PASSAGE GIVEN ::
For example, the first mixture may be dried to form the first layer. That is, the first coating liquid adhered to the surface of the positive electrode active material particle may be dried to produce the first layer. In the present production method, any drying method may be used.

For example, the first coating liquid may be dried by spray drying. More specifically, the suspension is sprayed from a nozzle to form droplets. The droplets include the positive electrode active material particle and the first coating liquid. For example, the droplets may be dried with hot air to form a first-step composite particle (an intermediate product).

The solid content (volume fraction) of the suspension for spray drying may be from 1 to 50%, or may be from 10 to 30%, for example. The diameter of the nozzle may be from 0.1 to 10 mm, or may be from 0.1 to 1 mm, for example. The temperature of the hot air may be from 100 to 200° ° C., for example.

For example, a tumbling fluidized-bed coating apparatus may be used to form the first mixture and to dry the first coating liquid.

When the first layer is lithium carbonate, instead of carrying out the above-described step (b1), the positive electrode active material particle may be calcined in an atmosphere containing carbon dioxide to form the first layer on the surface of the positive electrode active material particle. During synthesis of the positive electrode active material, usually, a compound such as LiOH is formed on the surface. This LiOH may be subjected to reaction with carbon dioxide to form Li₂CO₃ on the surface of the active material.

<(b2) Forming Second Layer>

The present production method includes forming a second layer by drying the second coating liquid. The second coating liquid is prepared. The second coating liquid includes a second solute and a second solvent. The second solute includes a raw material of the second layer.

The amount of the solute may be, for example, from 0.1 to 20 parts by mass, or from 1 to 10 parts by mass, or from 1 to 5 parts by mass, relative to 100 parts by mass of the solvent. As long as it can dissolve the second solute, the second solvent may include any component. The second solvent may include water, alcohol, and/or the like, for example. The second solvent may include ion-exchanged water, ethanol, and/or the like, for example.

RAW DATA ::
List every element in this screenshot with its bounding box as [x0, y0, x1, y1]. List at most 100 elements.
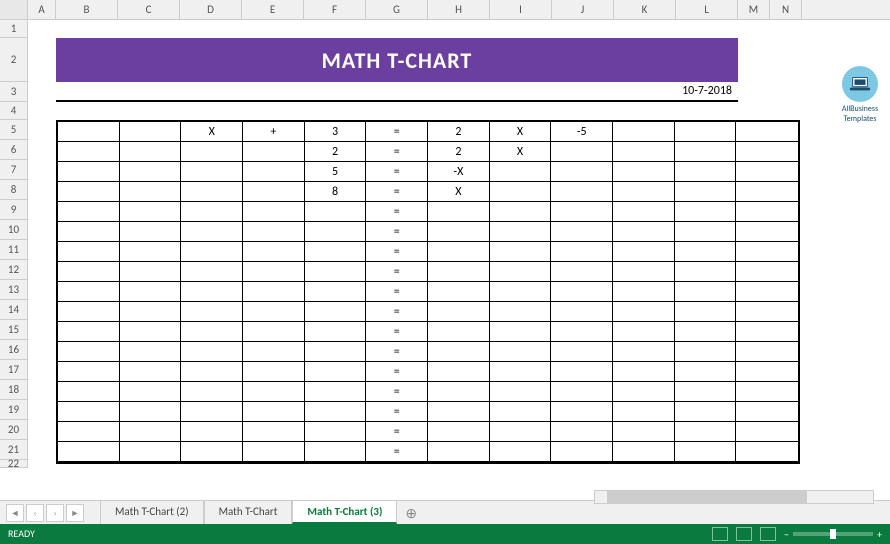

TO DO ::
(1) Quote the passage on coating positive electrode particles from "For example, the first mixture" to "(an intermediate product).".
(2) Continue the passage on coating positive electrode particles from its final sentence.

ANSWERS PROVIDED ::
(1)
For example, the first mixture may be dried to form the first layer. That is, the first coating liquid adhered to the surface of the positive electrode active material particle may be dried to produce the first layer. In the present production method, any drying method may be used.

For example, the first coating liquid may be dried by spray drying. More specifically, the suspension is sprayed from a nozzle to form droplets. The droplets include the positive electrode active material particle and the first coating liquid. For example, the droplets may be dried with hot air to form a first-step composite particle (an intermediate product).

(2)
The second solute may include a phosphoric acid compound, for example. The second solute may include, for example, at least one selected from the group consisting of anhydrous phosphoric acid (P₂O₅), orthophosphoric acid, pyrophosphoric acid, metaphosphoric acid [(HPO₃)_n], and polyphosphoric acid. The second solute may include, for example, at least one selected from the group consisting of metaphosphoric acid and polyphosphoric acid. Metaphosphoric acid and polyphosphoric acid may have a longer molecular chain than other phosphoric acid compounds. With the phosphoric acid compound having a long molecular chain, a continuous film (the second layer) is likely to be formed. With the second layer being continuous, the covering rate is expected to be enhanced, for example.

The second solute may further include a lithium compound, for example. The second solute may include lithium hydroxide, lithium carbonate, lithium nitrate, and/or the like, for example.

The second solute may include a boric acid compound, for example. The second solute may include, for example, at least one selected from the group consisting of orthoboric acid, metaboric acid, and tetraboric acid.

The second coating liquid and the first-step composite particle (an intermediate product) may be mixed to form a second mixture. The second mixture may be dried to form the second layer. That is, the second coating liquid adhered to the surface of the first-step composite particle may be dried to produce the second layer. With the production of the second layer, a composite particle (a second-step composite particle, a final product) may be produced. The composite particle corresponds to composite particle 100 in FIG. 1. For example, the second coating liquid may be dried by spray drying, similarly to the case of the first coating liquid.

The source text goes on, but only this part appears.